- **Task brief**:
Can you recast every line of the listing below as a Markdown table with two columns, Row for the row number and Entry for the line itself, leaving out any blank lines?

- **Information given**:

— Start —

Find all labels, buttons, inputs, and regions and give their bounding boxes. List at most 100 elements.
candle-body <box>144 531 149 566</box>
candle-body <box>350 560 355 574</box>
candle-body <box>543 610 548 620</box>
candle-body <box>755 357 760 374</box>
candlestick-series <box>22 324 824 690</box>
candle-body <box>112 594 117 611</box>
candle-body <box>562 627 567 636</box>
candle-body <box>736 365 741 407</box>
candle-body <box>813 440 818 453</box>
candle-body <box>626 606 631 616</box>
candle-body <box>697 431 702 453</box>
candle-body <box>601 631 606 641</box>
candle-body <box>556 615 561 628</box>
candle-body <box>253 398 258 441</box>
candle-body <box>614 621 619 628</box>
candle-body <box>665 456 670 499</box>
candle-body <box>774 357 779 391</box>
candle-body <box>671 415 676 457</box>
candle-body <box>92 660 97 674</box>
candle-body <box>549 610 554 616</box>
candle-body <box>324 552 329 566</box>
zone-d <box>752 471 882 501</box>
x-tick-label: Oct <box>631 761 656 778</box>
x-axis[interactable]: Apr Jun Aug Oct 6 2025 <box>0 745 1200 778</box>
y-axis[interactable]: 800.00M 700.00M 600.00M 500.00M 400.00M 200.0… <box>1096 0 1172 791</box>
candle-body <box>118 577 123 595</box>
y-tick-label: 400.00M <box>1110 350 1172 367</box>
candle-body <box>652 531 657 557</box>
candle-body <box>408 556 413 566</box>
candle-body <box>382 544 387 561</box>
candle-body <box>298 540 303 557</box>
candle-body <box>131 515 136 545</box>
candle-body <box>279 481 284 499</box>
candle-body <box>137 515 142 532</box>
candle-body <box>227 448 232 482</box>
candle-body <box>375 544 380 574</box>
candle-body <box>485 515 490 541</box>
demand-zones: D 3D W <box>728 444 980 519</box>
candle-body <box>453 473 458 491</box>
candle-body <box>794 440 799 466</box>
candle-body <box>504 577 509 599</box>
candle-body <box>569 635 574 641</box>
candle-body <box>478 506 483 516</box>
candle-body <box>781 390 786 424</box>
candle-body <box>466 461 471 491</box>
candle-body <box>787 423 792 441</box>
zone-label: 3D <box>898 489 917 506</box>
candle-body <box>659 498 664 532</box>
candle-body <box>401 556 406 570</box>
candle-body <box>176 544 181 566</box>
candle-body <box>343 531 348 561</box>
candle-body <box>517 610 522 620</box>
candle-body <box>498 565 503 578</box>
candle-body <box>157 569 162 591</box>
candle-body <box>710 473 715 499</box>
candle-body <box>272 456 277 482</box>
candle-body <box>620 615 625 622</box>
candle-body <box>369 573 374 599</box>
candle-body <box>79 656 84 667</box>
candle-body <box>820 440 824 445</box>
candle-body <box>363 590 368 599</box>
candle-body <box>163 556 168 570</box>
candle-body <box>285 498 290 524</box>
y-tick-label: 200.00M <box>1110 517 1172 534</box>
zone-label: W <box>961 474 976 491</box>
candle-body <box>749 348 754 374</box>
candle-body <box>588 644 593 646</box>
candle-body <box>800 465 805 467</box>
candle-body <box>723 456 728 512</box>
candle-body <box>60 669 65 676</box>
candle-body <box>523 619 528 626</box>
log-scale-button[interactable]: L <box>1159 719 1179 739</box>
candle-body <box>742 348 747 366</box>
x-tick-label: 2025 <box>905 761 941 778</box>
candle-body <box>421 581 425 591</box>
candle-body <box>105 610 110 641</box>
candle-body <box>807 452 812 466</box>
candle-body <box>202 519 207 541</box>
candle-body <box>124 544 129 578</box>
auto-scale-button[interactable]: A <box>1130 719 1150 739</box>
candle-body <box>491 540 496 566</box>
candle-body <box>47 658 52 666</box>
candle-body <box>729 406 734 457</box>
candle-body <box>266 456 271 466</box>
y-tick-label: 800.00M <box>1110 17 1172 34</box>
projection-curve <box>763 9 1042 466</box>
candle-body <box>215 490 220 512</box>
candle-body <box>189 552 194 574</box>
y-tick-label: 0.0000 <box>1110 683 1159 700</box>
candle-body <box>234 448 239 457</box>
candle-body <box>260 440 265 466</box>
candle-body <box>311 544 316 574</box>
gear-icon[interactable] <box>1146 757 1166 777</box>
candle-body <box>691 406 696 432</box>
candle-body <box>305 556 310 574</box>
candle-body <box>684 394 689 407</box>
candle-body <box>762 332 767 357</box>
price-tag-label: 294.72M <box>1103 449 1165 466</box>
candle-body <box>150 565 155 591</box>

— End —

- **Task result**:
| Row | Entry |
|---|---|
| 1 | Find all labels, buttons, inputs, and regions and give their bounding boxes. List at most 100 elements. |
| 2 | candle-body <box>144 531 149 566</box> |
| 3 | candle-body <box>350 560 355 574</box> |
| 4 | candle-body <box>543 610 548 620</box> |
| 5 | candle-body <box>755 357 760 374</box> |
| 6 | candlestick-series <box>22 324 824 690</box> |
| 7 | candle-body <box>112 594 117 611</box> |
| 8 | candle-body <box>562 627 567 636</box> |
| 9 | candle-body <box>736 365 741 407</box> |
| 10 | candle-body <box>813 440 818 453</box> |
| 11 | candle-body <box>626 606 631 616</box> |
| 12 | candle-body <box>697 431 702 453</box> |
| 13 | candle-body <box>601 631 606 641</box> |
| 14 | candle-body <box>556 615 561 628</box> |
| 15 | candle-body <box>253 398 258 441</box> |
| 16 | candle-body <box>614 621 619 628</box> |
| 17 | candle-body <box>665 456 670 499</box> |
| 18 | candle-body <box>774 357 779 391</box> |
| 19 | candle-body <box>671 415 676 457</box> |
| 20 | candle-body <box>92 660 97 674</box> |
| 21 | candle-body <box>549 610 554 616</box> |
| 22 | candle-body <box>324 552 329 566</box> |
| 23 | zone-d <box>752 471 882 501</box> |
| 24 | x-tick-label: Oct <box>631 761 656 778</box> |
| 25 | x-axis[interactable]: Apr Jun Aug Oct 6 2025 <box>0 745 1200 778</box> |
| 26 | y-axis[interactable]: 800.00M 700.00M 600.00M 500.00M 400.00M 200.0… <box>1096 0 1172 791</box> |
| 27 | candle-body <box>118 577 123 595</box> |
| 28 | y-tick-label: 400.00M <box>1110 350 1172 367</box> |
| 29 | candle-body <box>652 531 657 557</box> |
| 30 | candle-body <box>408 556 413 566</box> |
| 31 | candle-body <box>382 544 387 561</box> |
| 32 | candle-body <box>298 540 303 557</box> |
| 33 | candle-body <box>131 515 136 545</box> |
| 34 | candle-body <box>279 481 284 499</box> |
| 35 | candle-body <box>137 515 142 532</box> |
| 36 | candle-body <box>227 448 232 482</box> |
| 37 | candle-body <box>375 544 380 574</box> |
| 38 | candle-body <box>485 515 490 541</box> |
| 39 | demand-zones: D 3D W <box>728 444 980 519</box> |
| 40 | candle-body <box>453 473 458 491</box> |
| 41 | candle-body <box>794 440 799 466</box> |
| 42 | candle-body <box>504 577 509 599</box> |
| 43 | candle-body <box>569 635 574 641</box> |
| 44 | candle-body <box>478 506 483 516</box> |
| 45 | candle-body <box>781 390 786 424</box> |
| 46 | candle-body <box>466 461 471 491</box> |
| 47 | candle-body <box>787 423 792 441</box> |
| 48 | zone-label: 3D <box>898 489 917 506</box> |
| 49 | candle-body <box>659 498 664 532</box> |
| 50 | candle-body <box>401 556 406 570</box> |
| 51 | candle-body <box>176 544 181 566</box> |
| 52 | candle-body <box>343 531 348 561</box> |
| 53 | candle-body <box>517 610 522 620</box> |
| 54 | candle-body <box>498 565 503 578</box> |
| 55 | candle-body <box>157 569 162 591</box> |
| 56 | candle-body <box>710 473 715 499</box> |
| 57 | candle-body <box>272 456 277 482</box> |
| 58 | candle-body <box>620 615 625 622</box> |
| 59 | candle-body <box>369 573 374 599</box> |
| 60 | candle-body <box>79 656 84 667</box> |
| 61 | candle-body <box>820 440 824 445</box> |
| 62 | candle-body <box>363 590 368 599</box> |
| 63 | candle-body <box>163 556 168 570</box> |
| 64 | candle-body <box>285 498 290 524</box> |
| 65 | y-tick-label: 200.00M <box>1110 517 1172 534</box> |
| 66 | zone-label: W <box>961 474 976 491</box> |
| 67 | candle-body <box>749 348 754 374</box> |
| 68 | candle-body <box>588 644 593 646</box> |
| 69 | candle-body <box>800 465 805 467</box> |
| 70 | candle-body <box>723 456 728 512</box> |
| 71 | candle-body <box>60 669 65 676</box> |
| 72 | candle-body <box>523 619 528 626</box> |
| 73 | log-scale-button[interactable]: L <box>1159 719 1179 739</box> |
| 74 | candle-body <box>742 348 747 366</box> |
| 75 | x-tick-label: 2025 <box>905 761 941 778</box> |
| 76 | candle-body <box>421 581 425 591</box> |
| 77 | candle-body <box>105 610 110 641</box> |
| 78 | candle-body <box>807 452 812 466</box> |
| 79 | candle-body <box>202 519 207 541</box> |
| 80 | candle-body <box>124 544 129 578</box> |
| 81 | auto-scale-button[interactable]: A <box>1130 719 1150 739</box> |
| 82 | candle-body <box>491 540 496 566</box> |
| 83 | candle-body <box>47 658 52 666</box> |
| 84 | candle-body <box>729 406 734 457</box> |
| 85 | candle-body <box>266 456 271 466</box> |
| 86 | y-tick-label: 800.00M <box>1110 17 1172 34</box> |
| 87 | projection-curve <box>763 9 1042 466</box> |
| 88 | candle-body <box>215 490 220 512</box> |
| 89 | candle-body <box>189 552 194 574</box> |
| 90 | y-tick-label: 0.0000 <box>1110 683 1159 700</box> |
| 91 | candle-body <box>234 448 239 457</box> |
| 92 | candle-body <box>260 440 265 466</box> |
| 93 | candle-body <box>311 544 316 574</box> |
| 94 | gear-icon[interactable] <box>1146 757 1166 777</box> |
| 95 | candle-body <box>691 406 696 432</box> |
| 96 | candle-body <box>305 556 310 574</box> |
| 97 | candle-body <box>684 394 689 407</box> |
| 98 | candle-body <box>762 332 767 357</box> |
| 99 | price-tag-label: 294.72M <box>1103 449 1165 466</box> |
| 100 | candle-body <box>150 565 155 591</box> |